■ **Work to do**
Wherever the string "time" shows up in a line, count that line. Give the total alone.
————————
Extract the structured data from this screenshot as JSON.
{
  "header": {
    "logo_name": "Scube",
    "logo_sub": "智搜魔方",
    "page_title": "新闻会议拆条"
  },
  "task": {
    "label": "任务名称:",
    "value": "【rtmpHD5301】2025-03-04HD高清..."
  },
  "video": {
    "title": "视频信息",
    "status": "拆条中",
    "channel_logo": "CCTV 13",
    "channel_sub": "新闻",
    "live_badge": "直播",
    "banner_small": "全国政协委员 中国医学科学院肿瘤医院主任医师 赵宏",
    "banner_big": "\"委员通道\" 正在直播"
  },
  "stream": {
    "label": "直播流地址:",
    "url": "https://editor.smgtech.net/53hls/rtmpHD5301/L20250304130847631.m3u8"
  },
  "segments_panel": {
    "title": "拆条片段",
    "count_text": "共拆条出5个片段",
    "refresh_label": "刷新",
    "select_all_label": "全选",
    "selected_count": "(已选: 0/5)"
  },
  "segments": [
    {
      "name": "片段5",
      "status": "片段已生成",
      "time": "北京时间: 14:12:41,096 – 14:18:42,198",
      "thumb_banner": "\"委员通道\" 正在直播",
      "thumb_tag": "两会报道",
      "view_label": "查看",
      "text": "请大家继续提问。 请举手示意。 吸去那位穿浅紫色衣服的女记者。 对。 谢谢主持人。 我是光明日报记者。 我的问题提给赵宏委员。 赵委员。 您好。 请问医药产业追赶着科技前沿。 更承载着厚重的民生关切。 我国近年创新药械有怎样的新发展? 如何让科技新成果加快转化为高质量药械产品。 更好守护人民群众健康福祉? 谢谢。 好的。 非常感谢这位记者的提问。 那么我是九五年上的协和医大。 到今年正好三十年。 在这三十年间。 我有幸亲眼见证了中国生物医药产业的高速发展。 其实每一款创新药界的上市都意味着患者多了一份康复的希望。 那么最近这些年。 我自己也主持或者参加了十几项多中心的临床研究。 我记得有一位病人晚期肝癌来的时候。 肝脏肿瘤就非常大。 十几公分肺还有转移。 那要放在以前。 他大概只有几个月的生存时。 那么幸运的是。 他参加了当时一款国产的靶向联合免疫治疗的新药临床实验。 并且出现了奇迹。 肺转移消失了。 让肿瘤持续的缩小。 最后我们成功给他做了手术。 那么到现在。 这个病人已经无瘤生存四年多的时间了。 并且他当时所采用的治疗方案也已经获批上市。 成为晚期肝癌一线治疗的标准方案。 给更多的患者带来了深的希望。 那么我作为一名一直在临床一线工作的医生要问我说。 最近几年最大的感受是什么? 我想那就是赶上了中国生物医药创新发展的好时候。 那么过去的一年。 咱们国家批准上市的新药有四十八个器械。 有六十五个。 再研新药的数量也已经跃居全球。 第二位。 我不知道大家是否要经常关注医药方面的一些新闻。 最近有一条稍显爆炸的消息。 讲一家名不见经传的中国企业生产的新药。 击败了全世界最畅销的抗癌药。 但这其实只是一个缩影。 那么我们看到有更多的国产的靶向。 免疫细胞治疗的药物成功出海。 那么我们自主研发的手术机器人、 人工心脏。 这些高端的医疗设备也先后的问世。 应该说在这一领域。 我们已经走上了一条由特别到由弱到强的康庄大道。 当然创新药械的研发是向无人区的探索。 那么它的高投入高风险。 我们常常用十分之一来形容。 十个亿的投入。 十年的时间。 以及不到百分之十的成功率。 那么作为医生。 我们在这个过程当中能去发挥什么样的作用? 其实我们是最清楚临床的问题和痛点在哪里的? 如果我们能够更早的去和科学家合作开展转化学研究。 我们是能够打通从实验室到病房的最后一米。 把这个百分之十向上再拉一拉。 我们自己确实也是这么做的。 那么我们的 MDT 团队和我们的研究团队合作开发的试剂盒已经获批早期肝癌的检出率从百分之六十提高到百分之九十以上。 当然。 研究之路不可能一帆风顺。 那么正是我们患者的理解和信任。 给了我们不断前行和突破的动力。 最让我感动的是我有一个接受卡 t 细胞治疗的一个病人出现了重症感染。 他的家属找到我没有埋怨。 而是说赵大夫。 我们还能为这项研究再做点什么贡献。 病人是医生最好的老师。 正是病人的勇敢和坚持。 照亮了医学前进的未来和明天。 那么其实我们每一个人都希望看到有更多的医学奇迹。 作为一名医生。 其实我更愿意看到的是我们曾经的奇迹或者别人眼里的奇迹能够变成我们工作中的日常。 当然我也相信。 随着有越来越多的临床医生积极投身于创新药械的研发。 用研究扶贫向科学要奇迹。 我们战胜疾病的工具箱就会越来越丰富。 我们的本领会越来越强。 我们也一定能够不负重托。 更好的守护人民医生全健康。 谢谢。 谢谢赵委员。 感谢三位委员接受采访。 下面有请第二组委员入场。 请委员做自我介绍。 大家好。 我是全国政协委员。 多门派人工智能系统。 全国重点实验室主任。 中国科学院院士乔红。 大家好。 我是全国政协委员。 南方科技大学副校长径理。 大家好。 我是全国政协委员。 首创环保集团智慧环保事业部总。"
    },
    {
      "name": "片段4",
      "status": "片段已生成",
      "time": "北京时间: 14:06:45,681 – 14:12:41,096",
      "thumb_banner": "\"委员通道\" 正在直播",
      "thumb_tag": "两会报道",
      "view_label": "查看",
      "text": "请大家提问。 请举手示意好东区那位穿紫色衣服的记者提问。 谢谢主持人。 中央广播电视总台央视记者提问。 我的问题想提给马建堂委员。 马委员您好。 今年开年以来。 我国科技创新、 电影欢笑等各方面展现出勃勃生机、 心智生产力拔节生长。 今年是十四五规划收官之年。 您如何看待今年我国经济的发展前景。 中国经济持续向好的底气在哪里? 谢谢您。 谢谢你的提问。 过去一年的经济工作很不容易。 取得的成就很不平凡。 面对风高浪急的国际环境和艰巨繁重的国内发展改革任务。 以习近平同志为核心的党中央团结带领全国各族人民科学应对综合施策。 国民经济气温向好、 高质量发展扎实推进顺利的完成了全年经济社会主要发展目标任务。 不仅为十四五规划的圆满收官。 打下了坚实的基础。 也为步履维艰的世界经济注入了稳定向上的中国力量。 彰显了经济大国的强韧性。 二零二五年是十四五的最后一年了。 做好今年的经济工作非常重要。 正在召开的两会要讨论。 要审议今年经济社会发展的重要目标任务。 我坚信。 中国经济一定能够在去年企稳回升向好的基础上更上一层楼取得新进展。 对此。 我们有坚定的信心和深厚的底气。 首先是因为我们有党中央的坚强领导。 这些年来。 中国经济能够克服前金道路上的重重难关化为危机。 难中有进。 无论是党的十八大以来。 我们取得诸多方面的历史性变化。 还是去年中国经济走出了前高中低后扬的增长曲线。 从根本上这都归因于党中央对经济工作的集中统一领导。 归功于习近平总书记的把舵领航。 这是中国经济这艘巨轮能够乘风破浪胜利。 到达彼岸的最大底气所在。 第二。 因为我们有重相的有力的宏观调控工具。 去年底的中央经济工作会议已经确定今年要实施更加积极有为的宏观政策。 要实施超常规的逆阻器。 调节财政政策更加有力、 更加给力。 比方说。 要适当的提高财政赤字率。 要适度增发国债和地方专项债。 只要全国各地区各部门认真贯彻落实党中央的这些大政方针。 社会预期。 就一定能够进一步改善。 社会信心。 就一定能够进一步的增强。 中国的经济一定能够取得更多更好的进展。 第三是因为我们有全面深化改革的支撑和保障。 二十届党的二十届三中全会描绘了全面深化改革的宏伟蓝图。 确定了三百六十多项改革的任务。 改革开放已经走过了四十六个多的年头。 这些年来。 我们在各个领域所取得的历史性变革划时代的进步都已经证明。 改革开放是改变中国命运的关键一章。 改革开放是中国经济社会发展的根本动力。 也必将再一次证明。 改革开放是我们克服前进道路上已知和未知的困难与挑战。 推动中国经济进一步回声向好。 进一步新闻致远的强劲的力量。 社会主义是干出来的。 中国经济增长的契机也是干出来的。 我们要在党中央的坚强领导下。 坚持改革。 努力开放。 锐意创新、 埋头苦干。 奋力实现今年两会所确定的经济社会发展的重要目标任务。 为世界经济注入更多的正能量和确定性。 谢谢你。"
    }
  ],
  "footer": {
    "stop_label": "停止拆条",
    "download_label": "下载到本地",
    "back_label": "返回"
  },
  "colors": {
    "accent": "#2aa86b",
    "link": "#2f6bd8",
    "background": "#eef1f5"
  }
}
————————
■ **Final result**
2